**Problem to work on**:
Find the line that contains "What does this". Then set down that line and all the lines after it, to the end of the records, exactly and with nothing added.
=== Provided data ===
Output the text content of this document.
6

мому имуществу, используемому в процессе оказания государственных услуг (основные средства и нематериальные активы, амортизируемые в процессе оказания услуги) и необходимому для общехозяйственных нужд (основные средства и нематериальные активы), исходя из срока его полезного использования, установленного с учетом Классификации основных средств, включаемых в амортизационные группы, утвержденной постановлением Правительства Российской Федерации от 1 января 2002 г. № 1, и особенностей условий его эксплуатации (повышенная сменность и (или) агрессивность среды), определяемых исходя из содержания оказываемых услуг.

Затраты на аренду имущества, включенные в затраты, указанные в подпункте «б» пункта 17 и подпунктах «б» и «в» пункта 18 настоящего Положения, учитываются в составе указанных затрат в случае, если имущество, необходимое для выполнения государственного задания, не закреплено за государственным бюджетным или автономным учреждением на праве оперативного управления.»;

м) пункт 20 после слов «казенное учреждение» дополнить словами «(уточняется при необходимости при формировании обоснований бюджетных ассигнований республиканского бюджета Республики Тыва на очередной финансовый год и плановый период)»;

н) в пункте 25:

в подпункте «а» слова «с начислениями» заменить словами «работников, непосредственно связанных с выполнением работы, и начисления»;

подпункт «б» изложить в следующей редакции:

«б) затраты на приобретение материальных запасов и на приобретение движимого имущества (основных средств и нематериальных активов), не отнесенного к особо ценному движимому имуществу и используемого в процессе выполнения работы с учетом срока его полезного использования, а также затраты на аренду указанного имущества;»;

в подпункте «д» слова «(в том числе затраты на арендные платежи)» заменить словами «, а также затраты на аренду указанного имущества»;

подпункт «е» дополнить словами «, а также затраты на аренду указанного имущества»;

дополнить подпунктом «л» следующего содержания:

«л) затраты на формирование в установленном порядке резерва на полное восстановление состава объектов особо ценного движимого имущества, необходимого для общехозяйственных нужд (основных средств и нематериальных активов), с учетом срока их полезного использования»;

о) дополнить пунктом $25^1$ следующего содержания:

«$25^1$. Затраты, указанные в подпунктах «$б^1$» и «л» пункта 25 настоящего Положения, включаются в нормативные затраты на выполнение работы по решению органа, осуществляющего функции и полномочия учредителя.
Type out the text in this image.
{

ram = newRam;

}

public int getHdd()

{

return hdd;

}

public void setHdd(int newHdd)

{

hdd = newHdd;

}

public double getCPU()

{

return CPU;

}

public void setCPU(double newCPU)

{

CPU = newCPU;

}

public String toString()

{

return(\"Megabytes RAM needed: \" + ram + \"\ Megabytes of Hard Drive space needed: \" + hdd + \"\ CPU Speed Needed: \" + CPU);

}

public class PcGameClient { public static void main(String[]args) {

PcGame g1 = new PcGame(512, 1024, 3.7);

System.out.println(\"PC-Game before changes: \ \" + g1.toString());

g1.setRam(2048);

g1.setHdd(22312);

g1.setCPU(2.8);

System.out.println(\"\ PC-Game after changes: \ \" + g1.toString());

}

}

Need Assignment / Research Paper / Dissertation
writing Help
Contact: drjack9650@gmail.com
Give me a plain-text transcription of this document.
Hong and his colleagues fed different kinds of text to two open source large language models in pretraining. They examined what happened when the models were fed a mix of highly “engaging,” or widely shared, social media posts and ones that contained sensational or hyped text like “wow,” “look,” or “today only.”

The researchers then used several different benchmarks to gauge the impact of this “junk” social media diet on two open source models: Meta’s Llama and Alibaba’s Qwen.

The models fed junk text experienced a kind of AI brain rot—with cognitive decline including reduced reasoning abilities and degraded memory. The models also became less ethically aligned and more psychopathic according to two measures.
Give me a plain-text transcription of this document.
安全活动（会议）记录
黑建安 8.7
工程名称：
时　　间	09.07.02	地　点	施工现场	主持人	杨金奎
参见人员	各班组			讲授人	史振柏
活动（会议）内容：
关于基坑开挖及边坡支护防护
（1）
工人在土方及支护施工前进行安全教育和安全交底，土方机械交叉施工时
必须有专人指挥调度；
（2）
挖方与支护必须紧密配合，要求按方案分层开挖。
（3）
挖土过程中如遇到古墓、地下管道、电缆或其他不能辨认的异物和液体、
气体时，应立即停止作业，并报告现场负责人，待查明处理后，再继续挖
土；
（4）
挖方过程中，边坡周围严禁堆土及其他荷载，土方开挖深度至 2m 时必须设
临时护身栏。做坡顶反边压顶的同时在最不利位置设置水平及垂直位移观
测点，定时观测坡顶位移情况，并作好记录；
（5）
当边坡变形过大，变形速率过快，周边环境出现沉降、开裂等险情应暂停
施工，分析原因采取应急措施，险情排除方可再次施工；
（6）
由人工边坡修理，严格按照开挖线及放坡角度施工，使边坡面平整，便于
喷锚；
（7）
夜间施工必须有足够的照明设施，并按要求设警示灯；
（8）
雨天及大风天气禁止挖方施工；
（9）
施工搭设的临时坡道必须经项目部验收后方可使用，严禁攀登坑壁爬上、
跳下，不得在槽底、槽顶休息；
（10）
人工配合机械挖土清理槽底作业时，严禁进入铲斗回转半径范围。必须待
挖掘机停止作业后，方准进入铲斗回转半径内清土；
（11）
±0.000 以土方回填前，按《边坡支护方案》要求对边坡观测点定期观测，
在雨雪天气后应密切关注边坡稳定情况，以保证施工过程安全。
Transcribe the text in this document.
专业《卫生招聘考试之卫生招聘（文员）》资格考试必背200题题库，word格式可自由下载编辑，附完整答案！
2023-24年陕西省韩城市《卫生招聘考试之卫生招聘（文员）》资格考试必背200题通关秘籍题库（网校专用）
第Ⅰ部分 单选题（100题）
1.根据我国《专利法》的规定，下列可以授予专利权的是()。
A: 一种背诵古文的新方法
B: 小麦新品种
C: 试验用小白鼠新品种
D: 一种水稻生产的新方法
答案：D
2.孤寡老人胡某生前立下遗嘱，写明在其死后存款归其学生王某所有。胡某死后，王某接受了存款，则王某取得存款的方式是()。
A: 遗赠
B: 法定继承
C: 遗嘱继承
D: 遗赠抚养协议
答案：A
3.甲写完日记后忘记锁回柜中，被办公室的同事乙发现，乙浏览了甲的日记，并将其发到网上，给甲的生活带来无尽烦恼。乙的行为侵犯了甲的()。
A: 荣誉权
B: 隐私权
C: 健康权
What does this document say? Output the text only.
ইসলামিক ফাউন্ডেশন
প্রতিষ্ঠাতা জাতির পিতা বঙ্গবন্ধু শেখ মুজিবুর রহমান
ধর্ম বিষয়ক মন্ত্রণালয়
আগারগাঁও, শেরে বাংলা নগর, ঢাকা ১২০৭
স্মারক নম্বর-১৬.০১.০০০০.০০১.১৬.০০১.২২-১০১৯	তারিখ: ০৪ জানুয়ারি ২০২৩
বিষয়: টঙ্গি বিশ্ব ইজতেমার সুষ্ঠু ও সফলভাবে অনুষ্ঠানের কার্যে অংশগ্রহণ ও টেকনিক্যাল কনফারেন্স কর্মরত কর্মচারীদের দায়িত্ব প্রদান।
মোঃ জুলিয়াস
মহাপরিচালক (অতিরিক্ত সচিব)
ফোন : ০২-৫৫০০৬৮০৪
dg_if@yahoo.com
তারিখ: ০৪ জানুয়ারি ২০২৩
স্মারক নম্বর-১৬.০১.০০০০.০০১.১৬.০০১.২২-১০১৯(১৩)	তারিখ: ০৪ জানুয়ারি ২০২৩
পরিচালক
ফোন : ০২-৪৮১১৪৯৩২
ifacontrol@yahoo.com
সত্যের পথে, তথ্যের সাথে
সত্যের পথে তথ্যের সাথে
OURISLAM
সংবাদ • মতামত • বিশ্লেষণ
===
**Written response**:
What does this document say? Output the text only.
ইসলামিক ফাউন্ডেশন
প্রতিষ্ঠাতা জাতির পিতা বঙ্গবন্ধু শেখ মুজিবুর রহমান
ধর্ম বিষয়ক মন্ত্রণালয়
আগারগাঁও, শেরে বাংলা নগর, ঢাকা ১২০৭
স্মারক নম্বর-১৬.০১.০০০০.০০১.১৬.০০১.২২-১০১৯	তারিখ: ০৪ জানুয়ারি ২০২৩
বিষয়: টঙ্গি বিশ্ব ইজতেমার সুষ্ঠু ও সফলভাবে অনুষ্ঠানের কার্যে অংশগ্রহণ ও টেকনিক্যাল কনফারেন্স কর্মরত কর্মচারীদের দায়িত্ব প্রদান।
মোঃ জুলিয়াস
মহাপরিচালক (অতিরিক্ত সচিব)
ফোন : ০২-৫৫০০৬৮০৪
dg_if@yahoo.com
তারিখ: ০৪ জানুয়ারি ২০২৩
স্মারক নম্বর-১৬.০১.০০০০.০০১.১৬.০০১.২২-১০১৯(১৩)	তারিখ: ০৪ জানুয়ারি ২০২৩
পরিচালক
ফোন : ০২-৪৮১১৪৯৩২
ifacontrol@yahoo.com
সত্যের পথে, তথ্যের সাথে
সত্যের পথে তথ্যের সাথে
OURISLAM
সংবাদ • মতামত • বিশ্লেষণ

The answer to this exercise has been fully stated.